● **Given exercise**:
Rewrite each listing below as a Markdown table with the columns "Row" and "Line," numbering the rows in order and leaving out any blank lines.

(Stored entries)
»»

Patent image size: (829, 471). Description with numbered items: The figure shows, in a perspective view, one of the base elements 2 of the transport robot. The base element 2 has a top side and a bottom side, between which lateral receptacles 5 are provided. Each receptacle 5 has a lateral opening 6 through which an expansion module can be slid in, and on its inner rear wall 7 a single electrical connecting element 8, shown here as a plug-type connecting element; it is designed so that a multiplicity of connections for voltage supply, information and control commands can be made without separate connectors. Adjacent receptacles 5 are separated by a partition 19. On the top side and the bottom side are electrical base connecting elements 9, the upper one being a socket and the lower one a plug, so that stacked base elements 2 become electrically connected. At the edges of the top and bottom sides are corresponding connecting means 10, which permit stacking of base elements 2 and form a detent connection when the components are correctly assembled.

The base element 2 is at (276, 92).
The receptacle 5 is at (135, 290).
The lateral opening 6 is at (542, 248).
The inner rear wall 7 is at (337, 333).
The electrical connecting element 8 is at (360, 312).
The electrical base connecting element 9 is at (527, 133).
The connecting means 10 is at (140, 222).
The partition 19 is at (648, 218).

««

● **The reply**:
| Row | Line |
|---|---|
| 1 | Patent image size: (829, 471). Description with numbered items: The figure shows, in a perspective view, one of the base elements 2 of the transport robot. The base element 2 has a top side and a bottom side, between which lateral receptacles 5 are provided. Each receptacle 5 has a lateral opening 6 through which an expansion module can be slid in, and on its inner rear wall 7 a single electrical connecting element 8, shown here as a plug-type connecting element; it is designed so that a multiplicity of connections for voltage supply, information and control commands can be made without separate connectors. Adjacent receptacles 5 are separated by a partition 19. On the top side and the bottom side are electrical base connecting elements 9, the upper one being a socket and the lower one a plug, so that stacked base elements 2 become electrically connected. At the edges of the top and bottom sides are corresponding connecting means 10, which permit stacking of base elements 2 and form a detent connection when the components are correctly assembled. |
| 2 | The base element 2 is at (276, 92). |
| 3 | The receptacle 5 is at (135, 290). |
| 4 | The lateral opening 6 is at (542, 248). |
| 5 | The inner rear wall 7 is at (337, 333). |
| 6 | The electrical connecting element 8 is at (360, 312). |
| 7 | The electrical base connecting element 9 is at (527, 133). |
| 8 | The connecting means 10 is at (140, 222). |
| 9 | The partition 19 is at (648, 218). |